[start of Task material]
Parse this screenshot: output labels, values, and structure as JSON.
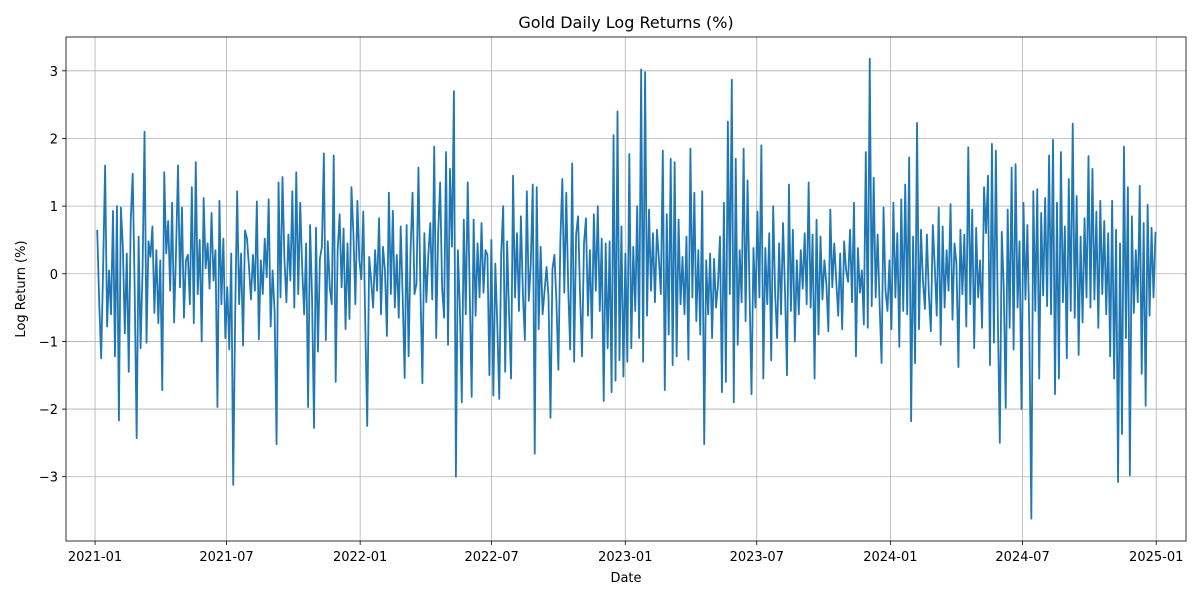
{
  "chart_data": {
    "type": "line",
    "title": "Gold Daily Log Returns (%)",
    "xlabel": "Date",
    "ylabel": "Log Return (%)",
    "x_start": "2021-01-04",
    "x_end": "2024-12-31",
    "xlim": [
      "2020-11-22",
      "2025-02-11"
    ],
    "ylim": [
      -3.95,
      3.5
    ],
    "grid": true,
    "legend": "none",
    "xticks": [
      "2021-01",
      "2021-07",
      "2022-01",
      "2022-07",
      "2023-01",
      "2023-07",
      "2024-01",
      "2024-07",
      "2025-01"
    ],
    "yticks": [
      -3,
      -2,
      -1,
      0,
      1,
      2,
      3
    ],
    "series": [
      {
        "color": "#1f77b4",
        "values": [
          0.65,
          -0.42,
          -1.25,
          0.1,
          1.6,
          -0.78,
          0.05,
          -0.6,
          0.93,
          -1.22,
          1.0,
          -2.17,
          0.98,
          0.4,
          -0.88,
          0.3,
          -1.45,
          0.8,
          1.48,
          -0.25,
          -2.43,
          0.55,
          -1.1,
          0.05,
          2.1,
          -1.02,
          0.48,
          0.25,
          0.7,
          -0.58,
          0.35,
          -0.73,
          0.2,
          -1.72,
          1.5,
          0.3,
          0.78,
          -0.25,
          1.05,
          -0.72,
          0.35,
          1.6,
          -0.2,
          0.98,
          -0.65,
          0.2,
          0.28,
          -0.45,
          1.28,
          -0.73,
          1.65,
          -0.3,
          0.5,
          -1.0,
          1.12,
          0.08,
          0.45,
          -0.22,
          0.9,
          -0.1,
          0.35,
          -1.97,
          1.08,
          -0.45,
          0.52,
          -0.95,
          -0.2,
          -1.12,
          0.3,
          -3.12,
          -0.6,
          1.22,
          -0.45,
          0.3,
          -1.06,
          0.64,
          0.52,
          0.1,
          -0.38,
          0.28,
          -0.25,
          1.07,
          -0.97,
          0.2,
          -0.3,
          0.52,
          -0.05,
          1.1,
          -0.78,
          0.05,
          -0.55,
          -2.52,
          1.35,
          -0.35,
          1.43,
          0.2,
          -0.42,
          0.58,
          -0.1,
          1.22,
          -0.5,
          1.5,
          -0.3,
          1.05,
          0.08,
          -0.6,
          0.45,
          -1.97,
          0.72,
          -0.35,
          -2.28,
          0.68,
          -1.15,
          0.22,
          0.4,
          1.78,
          -0.98,
          0.48,
          -0.2,
          -0.45,
          1.75,
          -1.6,
          0.35,
          0.88,
          -0.2,
          0.67,
          -0.82,
          0.45,
          -0.67,
          1.28,
          0.58,
          -0.45,
          1.08,
          0.2,
          -0.08,
          0.92,
          -0.72,
          -2.25,
          0.25,
          -0.1,
          -0.5,
          0.35,
          -0.25,
          0.82,
          -0.6,
          0.4,
          0.05,
          -0.92,
          1.2,
          -0.3,
          0.93,
          -0.5,
          0.28,
          -0.65,
          0.7,
          -0.35,
          -1.54,
          0.72,
          -1.22,
          0.35,
          1.2,
          -0.3,
          -0.15,
          1.57,
          -0.25,
          -1.62,
          0.6,
          -0.42,
          0.28,
          0.75,
          -0.38,
          1.88,
          -0.95,
          0.6,
          1.35,
          -0.2,
          -0.65,
          1.8,
          -1.05,
          1.55,
          0.4,
          2.7,
          -3.0,
          0.35,
          -0.5,
          -1.9,
          0.8,
          -0.6,
          1.35,
          -0.25,
          -1.82,
          0.8,
          -0.62,
          0.45,
          -0.35,
          0.75,
          -0.28,
          0.35,
          0.28,
          -1.5,
          0.5,
          -1.8,
          0.15,
          -0.75,
          -1.85,
          0.3,
          1.0,
          -1.45,
          0.48,
          -0.62,
          -1.55,
          1.45,
          -0.35,
          0.6,
          -0.55,
          0.85,
          -0.3,
          -0.98,
          1.22,
          -0.4,
          0.15,
          1.32,
          -2.66,
          1.28,
          -0.82,
          0.4,
          -0.6,
          -0.25,
          0.1,
          -0.35,
          -2.13,
          0.07,
          0.28,
          -0.4,
          -1.42,
          0.48,
          1.4,
          -0.28,
          1.2,
          -0.22,
          -1.12,
          1.63,
          -1.3,
          0.58,
          0.85,
          -0.3,
          -1.22,
          0.45,
          0.82,
          -0.62,
          0.35,
          -0.95,
          0.88,
          -0.25,
          1.0,
          -0.55,
          0.52,
          -1.88,
          0.45,
          -1.1,
          0.48,
          -1.75,
          2.05,
          -1.58,
          2.4,
          -1.28,
          0.7,
          -1.52,
          0.3,
          -1.3,
          1.77,
          -1.1,
          0.4,
          -0.55,
          1.0,
          -0.95,
          3.02,
          -1.3,
          2.98,
          -0.62,
          0.95,
          -0.25,
          0.6,
          -0.42,
          0.65,
          0.22,
          -0.3,
          1.82,
          -1.72,
          0.88,
          -0.9,
          1.7,
          -1.35,
          1.65,
          -1.22,
          0.8,
          -0.45,
          0.25,
          -0.6,
          0.55,
          -1.27,
          1.85,
          -0.35,
          1.2,
          -0.7,
          0.35,
          -0.9,
          1.22,
          -2.52,
          0.2,
          -0.6,
          0.3,
          -0.95,
          0.22,
          -0.5,
          -0.15,
          0.55,
          -1.75,
          1.05,
          -1.6,
          2.25,
          -0.3,
          2.87,
          -1.9,
          1.7,
          -1.05,
          0.35,
          -0.42,
          1.85,
          -0.7,
          1.38,
          -0.28,
          -1.78,
          0.38,
          -0.5,
          0.92,
          -0.35,
          1.9,
          -1.55,
          0.38,
          -0.45,
          0.6,
          -1.28,
          1.0,
          -0.3,
          -0.95,
          0.45,
          -0.6,
          0.75,
          -0.25,
          -1.5,
          1.32,
          -0.55,
          0.65,
          -1.0,
          0.2,
          -0.6,
          0.35,
          -0.22,
          0.6,
          -0.45,
          1.35,
          -0.5,
          0.58,
          -1.55,
          0.8,
          -0.9,
          0.55,
          -0.38,
          0.2,
          -0.15,
          -0.85,
          0.95,
          -0.2,
          0.45,
          -0.1,
          -0.62,
          0.3,
          -0.82,
          0.48,
          0.05,
          -0.12,
          0.65,
          -0.42,
          1.05,
          -1.22,
          0.38,
          -0.28,
          0.05,
          -0.75,
          1.8,
          -0.8,
          3.18,
          -0.48,
          1.42,
          -0.35,
          0.58,
          -0.45,
          -1.32,
          0.98,
          -0.25,
          -0.55,
          0.2,
          -0.82,
          1.05,
          -0.35,
          0.6,
          -1.08,
          1.1,
          -0.55,
          1.32,
          -0.6,
          1.72,
          -2.18,
          0.55,
          -1.32,
          2.23,
          -0.82,
          0.65,
          -0.1,
          -0.52,
          0.58,
          -0.3,
          -0.85,
          0.72,
          0.1,
          -0.62,
          0.98,
          -1.05,
          0.7,
          -0.5,
          0.35,
          -0.25,
          1.03,
          -0.68,
          0.45,
          0.15,
          -1.38,
          0.65,
          -0.3,
          0.58,
          -0.78,
          1.87,
          -0.45,
          0.95,
          -1.1,
          0.68,
          -0.35,
          0.2,
          -0.8,
          1.28,
          0.6,
          1.45,
          -1.35,
          1.92,
          -1.02,
          1.82,
          -0.65,
          -2.5,
          0.62,
          -0.2,
          -1.98,
          0.95,
          -0.8,
          1.57,
          -1.12,
          1.62,
          -0.5,
          0.48,
          -2.0,
          1.05,
          -0.38,
          0.72,
          -0.88,
          -3.62,
          1.22,
          -0.55,
          1.25,
          -1.55,
          0.9,
          -0.32,
          1.12,
          -0.48,
          1.75,
          -0.6,
          1.98,
          -1.78,
          1.05,
          -1.55,
          1.8,
          -0.42,
          0.7,
          -1.25,
          1.4,
          -0.55,
          2.22,
          -0.65,
          1.15,
          -1.2,
          0.55,
          -0.72,
          0.82,
          -0.35,
          1.74,
          -0.5,
          1.55,
          -0.38,
          0.92,
          -0.8,
          1.08,
          -0.3,
          0.78,
          -0.6,
          0.6,
          -1.22,
          1.08,
          -1.55,
          0.65,
          -3.08,
          0.45,
          -2.37,
          1.88,
          -0.95,
          1.28,
          -2.98,
          0.85,
          -0.58,
          0.35,
          -0.42,
          1.3,
          -1.48,
          0.75,
          -1.95,
          1.02,
          -0.62,
          0.68,
          -0.35,
          0.62
        ]
      }
    ]
  }
}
[end of Task material]
### What is asked
Of all the lines in the material above, how many contain the word "values"? Give only the count.

### Result of the task
2